The task
Reproduce the data that follows in its entirety, character for character.

(Stored entries)
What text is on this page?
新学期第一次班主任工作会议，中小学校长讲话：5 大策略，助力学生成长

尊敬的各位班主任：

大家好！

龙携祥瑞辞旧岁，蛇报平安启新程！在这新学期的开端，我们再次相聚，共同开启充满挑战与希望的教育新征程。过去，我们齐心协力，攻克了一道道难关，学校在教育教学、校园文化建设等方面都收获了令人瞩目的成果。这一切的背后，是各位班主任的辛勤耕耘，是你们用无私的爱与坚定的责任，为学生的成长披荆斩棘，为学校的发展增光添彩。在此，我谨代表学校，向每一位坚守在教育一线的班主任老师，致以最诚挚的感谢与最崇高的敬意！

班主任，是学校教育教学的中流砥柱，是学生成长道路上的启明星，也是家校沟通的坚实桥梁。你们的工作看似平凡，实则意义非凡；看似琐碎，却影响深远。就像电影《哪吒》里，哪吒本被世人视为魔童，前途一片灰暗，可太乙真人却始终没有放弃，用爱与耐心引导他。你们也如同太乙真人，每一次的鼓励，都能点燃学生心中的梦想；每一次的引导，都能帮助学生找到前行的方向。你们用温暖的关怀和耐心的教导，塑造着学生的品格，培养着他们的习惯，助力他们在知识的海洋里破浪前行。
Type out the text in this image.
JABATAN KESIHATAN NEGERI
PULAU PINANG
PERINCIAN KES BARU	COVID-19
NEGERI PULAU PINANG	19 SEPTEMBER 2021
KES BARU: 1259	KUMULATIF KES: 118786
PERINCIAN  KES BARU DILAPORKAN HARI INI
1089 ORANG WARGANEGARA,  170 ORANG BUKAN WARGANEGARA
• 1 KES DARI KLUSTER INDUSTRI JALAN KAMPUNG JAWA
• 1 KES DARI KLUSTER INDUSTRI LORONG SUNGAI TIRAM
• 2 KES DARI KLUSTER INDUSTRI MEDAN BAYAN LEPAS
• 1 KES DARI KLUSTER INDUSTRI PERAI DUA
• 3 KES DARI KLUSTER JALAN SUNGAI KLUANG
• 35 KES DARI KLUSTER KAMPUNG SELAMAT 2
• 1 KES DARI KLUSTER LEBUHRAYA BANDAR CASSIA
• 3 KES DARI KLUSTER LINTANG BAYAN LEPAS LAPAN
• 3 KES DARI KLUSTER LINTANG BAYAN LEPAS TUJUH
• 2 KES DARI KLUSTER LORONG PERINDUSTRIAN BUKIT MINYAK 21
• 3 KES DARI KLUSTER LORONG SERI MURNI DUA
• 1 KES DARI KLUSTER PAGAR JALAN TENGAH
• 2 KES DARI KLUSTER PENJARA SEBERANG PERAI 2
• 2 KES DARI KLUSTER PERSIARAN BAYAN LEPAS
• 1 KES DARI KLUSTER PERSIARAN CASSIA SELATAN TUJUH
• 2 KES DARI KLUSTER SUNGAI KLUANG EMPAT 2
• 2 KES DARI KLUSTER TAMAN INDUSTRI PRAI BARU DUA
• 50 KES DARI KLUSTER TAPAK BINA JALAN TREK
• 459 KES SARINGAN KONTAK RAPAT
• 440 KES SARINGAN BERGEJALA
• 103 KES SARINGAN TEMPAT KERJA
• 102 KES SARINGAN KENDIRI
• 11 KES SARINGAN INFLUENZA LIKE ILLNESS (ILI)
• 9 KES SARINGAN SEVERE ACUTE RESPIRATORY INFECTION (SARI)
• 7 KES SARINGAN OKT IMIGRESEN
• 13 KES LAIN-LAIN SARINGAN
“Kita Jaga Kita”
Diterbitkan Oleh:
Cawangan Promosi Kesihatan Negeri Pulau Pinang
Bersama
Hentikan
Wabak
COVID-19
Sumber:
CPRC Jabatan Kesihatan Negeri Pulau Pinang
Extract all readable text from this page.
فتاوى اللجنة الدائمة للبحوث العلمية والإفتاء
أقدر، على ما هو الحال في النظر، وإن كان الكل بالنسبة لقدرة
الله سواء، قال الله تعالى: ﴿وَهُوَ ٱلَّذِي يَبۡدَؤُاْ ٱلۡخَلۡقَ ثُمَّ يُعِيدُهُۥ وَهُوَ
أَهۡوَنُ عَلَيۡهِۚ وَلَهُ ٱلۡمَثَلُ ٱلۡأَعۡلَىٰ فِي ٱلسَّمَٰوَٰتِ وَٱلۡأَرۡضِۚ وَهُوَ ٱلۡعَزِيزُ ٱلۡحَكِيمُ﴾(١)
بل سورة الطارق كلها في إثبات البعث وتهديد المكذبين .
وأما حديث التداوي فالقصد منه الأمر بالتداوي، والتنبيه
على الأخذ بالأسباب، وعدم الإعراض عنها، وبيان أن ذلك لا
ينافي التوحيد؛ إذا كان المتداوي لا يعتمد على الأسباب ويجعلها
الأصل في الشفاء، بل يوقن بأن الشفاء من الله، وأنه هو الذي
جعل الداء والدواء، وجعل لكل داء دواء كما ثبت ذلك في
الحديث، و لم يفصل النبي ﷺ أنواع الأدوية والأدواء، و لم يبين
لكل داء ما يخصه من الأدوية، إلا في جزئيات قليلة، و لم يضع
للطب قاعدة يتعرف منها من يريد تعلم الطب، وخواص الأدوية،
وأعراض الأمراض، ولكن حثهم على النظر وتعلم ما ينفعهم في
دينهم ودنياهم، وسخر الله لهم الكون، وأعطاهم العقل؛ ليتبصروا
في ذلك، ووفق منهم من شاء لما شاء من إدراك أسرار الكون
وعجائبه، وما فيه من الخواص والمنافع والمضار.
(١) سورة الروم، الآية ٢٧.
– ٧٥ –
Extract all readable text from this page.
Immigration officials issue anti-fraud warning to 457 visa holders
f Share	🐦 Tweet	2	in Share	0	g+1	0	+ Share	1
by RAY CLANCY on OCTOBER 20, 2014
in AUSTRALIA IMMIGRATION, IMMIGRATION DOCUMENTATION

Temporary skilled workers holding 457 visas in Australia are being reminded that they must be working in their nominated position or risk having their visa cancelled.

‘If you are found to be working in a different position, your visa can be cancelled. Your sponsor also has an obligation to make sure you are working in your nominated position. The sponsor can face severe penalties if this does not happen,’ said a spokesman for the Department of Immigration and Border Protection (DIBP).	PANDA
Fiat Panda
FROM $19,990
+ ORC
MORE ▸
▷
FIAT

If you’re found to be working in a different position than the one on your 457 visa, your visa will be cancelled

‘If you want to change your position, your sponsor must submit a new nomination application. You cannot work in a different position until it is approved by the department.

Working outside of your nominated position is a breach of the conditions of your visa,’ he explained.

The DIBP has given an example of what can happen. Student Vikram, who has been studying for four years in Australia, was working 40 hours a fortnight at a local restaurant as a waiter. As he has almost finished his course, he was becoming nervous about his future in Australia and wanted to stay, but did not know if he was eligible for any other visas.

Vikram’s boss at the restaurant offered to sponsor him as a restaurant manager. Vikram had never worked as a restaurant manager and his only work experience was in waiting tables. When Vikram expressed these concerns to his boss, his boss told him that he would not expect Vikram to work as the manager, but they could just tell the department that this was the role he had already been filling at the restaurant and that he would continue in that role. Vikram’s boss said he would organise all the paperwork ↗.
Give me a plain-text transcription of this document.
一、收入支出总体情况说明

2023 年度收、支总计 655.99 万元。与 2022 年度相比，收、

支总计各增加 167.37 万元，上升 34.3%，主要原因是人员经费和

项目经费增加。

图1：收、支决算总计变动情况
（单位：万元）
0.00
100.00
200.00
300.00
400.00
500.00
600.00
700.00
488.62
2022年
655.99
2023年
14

Written solution
What text is on this page?
新学期第一次班主任工作会议，中小学校长讲话：5 大策略，助力学生成长

尊敬的各位班主任：

大家好！

龙携祥瑞辞旧岁，蛇报平安启新程！在这新学期的开端，我们再次相聚，共同开启充满挑战与希望的教育新征程。过去，我们齐心协力，攻克了一道道难关，学校在教育教学、校园文化建设等方面都收获了令人瞩目的成果。这一切的背后，是各位班主任的辛勤耕耘，是你们用无私的爱与坚定的责任，为学生的成长披荆斩棘，为学校的发展增光添彩。在此，我谨代表学校，向每一位坚守在教育一线的班主任老师，致以最诚挚的感谢与最崇高的敬意！

班主任，是学校教育教学的中流砥柱，是学生成长道路上的启明星，也是家校沟通的坚实桥梁。你们的工作看似平凡，实则意义非凡；看似琐碎，却影响深远。就像电影《哪吒》里，哪吒本被世人视为魔童，前途一片灰暗，可太乙真人却始终没有放弃，用爱与耐心引导他。你们也如同太乙真人，每一次的鼓励，都能点燃学生心中的梦想；每一次的引导，都能帮助学生找到前行的方向。你们用温暖的关怀和耐心的教导，塑造着学生的品格，培养着他们的习惯，助力他们在知识的海洋里破浪前行。
Type out the text in this image.
JABATAN KESIHATAN NEGERI
PULAU PINANG
PERINCIAN KES BARU	COVID-19
NEGERI PULAU PINANG	19 SEPTEMBER 2021
KES BARU: 1259	KUMULATIF KES: 118786
PERINCIAN  KES BARU DILAPORKAN HARI INI
1089 ORANG WARGANEGARA,  170 ORANG BUKAN WARGANEGARA
• 1 KES DARI KLUSTER INDUSTRI JALAN KAMPUNG JAWA
• 1 KES DARI KLUSTER INDUSTRI LORONG SUNGAI TIRAM
• 2 KES DARI KLUSTER INDUSTRI MEDAN BAYAN LEPAS
• 1 KES DARI KLUSTER INDUSTRI PERAI DUA
• 3 KES DARI KLUSTER JALAN SUNGAI KLUANG
• 35 KES DARI KLUSTER KAMPUNG SELAMAT 2
• 1 KES DARI KLUSTER LEBUHRAYA BANDAR CASSIA
• 3 KES DARI KLUSTER LINTANG BAYAN LEPAS LAPAN
• 3 KES DARI KLUSTER LINTANG BAYAN LEPAS TUJUH
• 2 KES DARI KLUSTER LORONG PERINDUSTRIAN BUKIT MINYAK 21
• 3 KES DARI KLUSTER LORONG SERI MURNI DUA
• 1 KES DARI KLUSTER PAGAR JALAN TENGAH
• 2 KES DARI KLUSTER PENJARA SEBERANG PERAI 2
• 2 KES DARI KLUSTER PERSIARAN BAYAN LEPAS
• 1 KES DARI KLUSTER PERSIARAN CASSIA SELATAN TUJUH
• 2 KES DARI KLUSTER SUNGAI KLUANG EMPAT 2
• 2 KES DARI KLUSTER TAMAN INDUSTRI PRAI BARU DUA
• 50 KES DARI KLUSTER TAPAK BINA JALAN TREK
• 459 KES SARINGAN KONTAK RAPAT
• 440 KES SARINGAN BERGEJALA
• 103 KES SARINGAN TEMPAT KERJA
• 102 KES SARINGAN KENDIRI
• 11 KES SARINGAN INFLUENZA LIKE ILLNESS (ILI)
• 9 KES SARINGAN SEVERE ACUTE RESPIRATORY INFECTION (SARI)
• 7 KES SARINGAN OKT IMIGRESEN
• 13 KES LAIN-LAIN SARINGAN
“Kita Jaga Kita”
Diterbitkan Oleh:
Cawangan Promosi Kesihatan Negeri Pulau Pinang
Bersama
Hentikan
Wabak
COVID-19
Sumber:
CPRC Jabatan Kesihatan Negeri Pulau Pinang
Extract all readable text from this page.
فتاوى اللجنة الدائمة للبحوث العلمية والإفتاء
أقدر، على ما هو الحال في النظر، وإن كان الكل بالنسبة لقدرة
الله سواء، قال الله تعالى: ﴿وَهُوَ ٱلَّذِي يَبۡدَؤُاْ ٱلۡخَلۡقَ ثُمَّ يُعِيدُهُۥ وَهُوَ
أَهۡوَنُ عَلَيۡهِۚ وَلَهُ ٱلۡمَثَلُ ٱلۡأَعۡلَىٰ فِي ٱلسَّمَٰوَٰتِ وَٱلۡأَرۡضِۚ وَهُوَ ٱلۡعَزِيزُ ٱلۡحَكِيمُ﴾(١)
بل سورة الطارق كلها في إثبات البعث وتهديد المكذبين .
وأما حديث التداوي فالقصد منه الأمر بالتداوي، والتنبيه
على الأخذ بالأسباب، وعدم الإعراض عنها، وبيان أن ذلك لا
ينافي التوحيد؛ إذا كان المتداوي لا يعتمد على الأسباب ويجعلها
الأصل في الشفاء، بل يوقن بأن الشفاء من الله، وأنه هو الذي
جعل الداء والدواء، وجعل لكل داء دواء كما ثبت ذلك في
الحديث، و لم يفصل النبي ﷺ أنواع الأدوية والأدواء، و لم يبين
لكل داء ما يخصه من الأدوية، إلا في جزئيات قليلة، و لم يضع
للطب قاعدة يتعرف منها من يريد تعلم الطب، وخواص الأدوية،
وأعراض الأمراض، ولكن حثهم على النظر وتعلم ما ينفعهم في
دينهم ودنياهم، وسخر الله لهم الكون، وأعطاهم العقل؛ ليتبصروا
في ذلك، ووفق منهم من شاء لما شاء من إدراك أسرار الكون
وعجائبه، وما فيه من الخواص والمنافع والمضار.
(١) سورة الروم، الآية ٢٧.
– ٧٥ –
Extract all readable text from this page.
Immigration officials issue anti-fraud warning to 457 visa holders
f Share	🐦 Tweet	2	in Share	0	g+1	0	+ Share	1
by RAY CLANCY on OCTOBER 20, 2014
in AUSTRALIA IMMIGRATION, IMMIGRATION DOCUMENTATION

Temporary skilled workers holding 457 visas in Australia are being reminded that they must be working in their nominated position or risk having their visa cancelled.

‘If you are found to be working in a different position, your visa can be cancelled. Your sponsor also has an obligation to make sure you are working in your nominated position. The sponsor can face severe penalties if this does not happen,’ said a spokesman for the Department of Immigration and Border Protection (DIBP).	PANDA
Fiat Panda
FROM $19,990
+ ORC
MORE ▸
▷
FIAT

If you’re found to be working in a different position than the one on your 457 visa, your visa will be cancelled

‘If you want to change your position, your sponsor must submit a new nomination application. You cannot work in a different position until it is approved by the department.

Working outside of your nominated position is a breach of the conditions of your visa,’ he explained.

The DIBP has given an example of what can happen. Student Vikram, who has been studying for four years in Australia, was working 40 hours a fortnight at a local restaurant as a waiter. As he has almost finished his course, he was becoming nervous about his future in Australia and wanted to stay, but did not know if he was eligible for any other visas.

Vikram’s boss at the restaurant offered to sponsor him as a restaurant manager. Vikram had never worked as a restaurant manager and his only work experience was in waiting tables. When Vikram expressed these concerns to his boss, his boss told him that he would not expect Vikram to work as the manager, but they could just tell the department that this was the role he had already been filling at the restaurant and that he would continue in that role. Vikram’s boss said he would organise all the paperwork ↗.
Give me a plain-text transcription of this document.
一、收入支出总体情况说明

2023 年度收、支总计 655.99 万元。与 2022 年度相比，收、

支总计各增加 167.37 万元，上升 34.3%，主要原因是人员经费和

项目经费增加。

图1：收、支决算总计变动情况
（单位：万元）
0.00
100.00
200.00
300.00
400.00
500.00
600.00
700.00
488.62
2022年
655.99
2023年
14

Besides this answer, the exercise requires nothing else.